**WRITTEN EXERCISE**
Output the records. Match them exactly.

-------

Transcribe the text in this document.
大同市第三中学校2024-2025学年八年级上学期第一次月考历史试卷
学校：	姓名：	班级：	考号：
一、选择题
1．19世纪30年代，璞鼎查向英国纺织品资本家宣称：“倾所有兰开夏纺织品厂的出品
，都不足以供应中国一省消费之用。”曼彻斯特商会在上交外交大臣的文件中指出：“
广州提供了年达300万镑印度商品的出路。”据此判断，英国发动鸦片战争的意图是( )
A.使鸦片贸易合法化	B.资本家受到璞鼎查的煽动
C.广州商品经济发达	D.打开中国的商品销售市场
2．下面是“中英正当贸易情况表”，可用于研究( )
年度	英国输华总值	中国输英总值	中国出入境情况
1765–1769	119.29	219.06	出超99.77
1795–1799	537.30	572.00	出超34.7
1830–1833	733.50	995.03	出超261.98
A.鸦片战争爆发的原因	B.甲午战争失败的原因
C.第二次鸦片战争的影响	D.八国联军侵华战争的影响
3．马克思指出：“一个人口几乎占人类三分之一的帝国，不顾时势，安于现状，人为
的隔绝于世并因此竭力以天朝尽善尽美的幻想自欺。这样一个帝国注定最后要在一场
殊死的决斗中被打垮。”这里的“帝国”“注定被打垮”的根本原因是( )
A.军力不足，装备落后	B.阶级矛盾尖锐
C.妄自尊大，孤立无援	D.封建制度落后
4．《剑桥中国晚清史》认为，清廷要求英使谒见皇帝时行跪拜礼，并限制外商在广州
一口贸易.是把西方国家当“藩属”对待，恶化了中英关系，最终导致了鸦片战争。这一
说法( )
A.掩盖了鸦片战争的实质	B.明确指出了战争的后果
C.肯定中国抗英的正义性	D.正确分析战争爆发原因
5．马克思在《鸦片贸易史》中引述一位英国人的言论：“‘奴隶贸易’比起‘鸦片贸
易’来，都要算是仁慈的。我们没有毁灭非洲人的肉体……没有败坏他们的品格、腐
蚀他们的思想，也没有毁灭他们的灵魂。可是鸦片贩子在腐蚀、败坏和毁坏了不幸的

-------

**RESULT OF THIS TASK**
Transcribe the text in this document.
大同市第三中学校2024-2025学年八年级上学期第一次月考历史试卷
学校：	姓名：	班级：	考号：
一、选择题
1．19世纪30年代，璞鼎查向英国纺织品资本家宣称：“倾所有兰开夏纺织品厂的出品
，都不足以供应中国一省消费之用。”曼彻斯特商会在上交外交大臣的文件中指出：“
广州提供了年达300万镑印度商品的出路。”据此判断，英国发动鸦片战争的意图是( )
A.使鸦片贸易合法化	B.资本家受到璞鼎查的煽动
C.广州商品经济发达	D.打开中国的商品销售市场
2．下面是“中英正当贸易情况表”，可用于研究( )
年度	英国输华总值	中国输英总值	中国出入境情况
1765–1769	119.29	219.06	出超99.77
1795–1799	537.30	572.00	出超34.7
1830–1833	733.50	995.03	出超261.98
A.鸦片战争爆发的原因	B.甲午战争失败的原因
C.第二次鸦片战争的影响	D.八国联军侵华战争的影响
3．马克思指出：“一个人口几乎占人类三分之一的帝国，不顾时势，安于现状，人为
的隔绝于世并因此竭力以天朝尽善尽美的幻想自欺。这样一个帝国注定最后要在一场
殊死的决斗中被打垮。”这里的“帝国”“注定被打垮”的根本原因是( )
A.军力不足，装备落后	B.阶级矛盾尖锐
C.妄自尊大，孤立无援	D.封建制度落后
4．《剑桥中国晚清史》认为，清廷要求英使谒见皇帝时行跪拜礼，并限制外商在广州
一口贸易.是把西方国家当“藩属”对待，恶化了中英关系，最终导致了鸦片战争。这一
说法( )
A.掩盖了鸦片战争的实质	B.明确指出了战争的后果
C.肯定中国抗英的正义性	D.正确分析战争爆发原因
5．马克思在《鸦片贸易史》中引述一位英国人的言论：“‘奴隶贸易’比起‘鸦片贸
易’来，都要算是仁慈的。我们没有毁灭非洲人的肉体……没有败坏他们的品格、腐
蚀他们的思想，也没有毁灭他们的灵魂。可是鸦片贩子在腐蚀、败坏和毁坏了不幸的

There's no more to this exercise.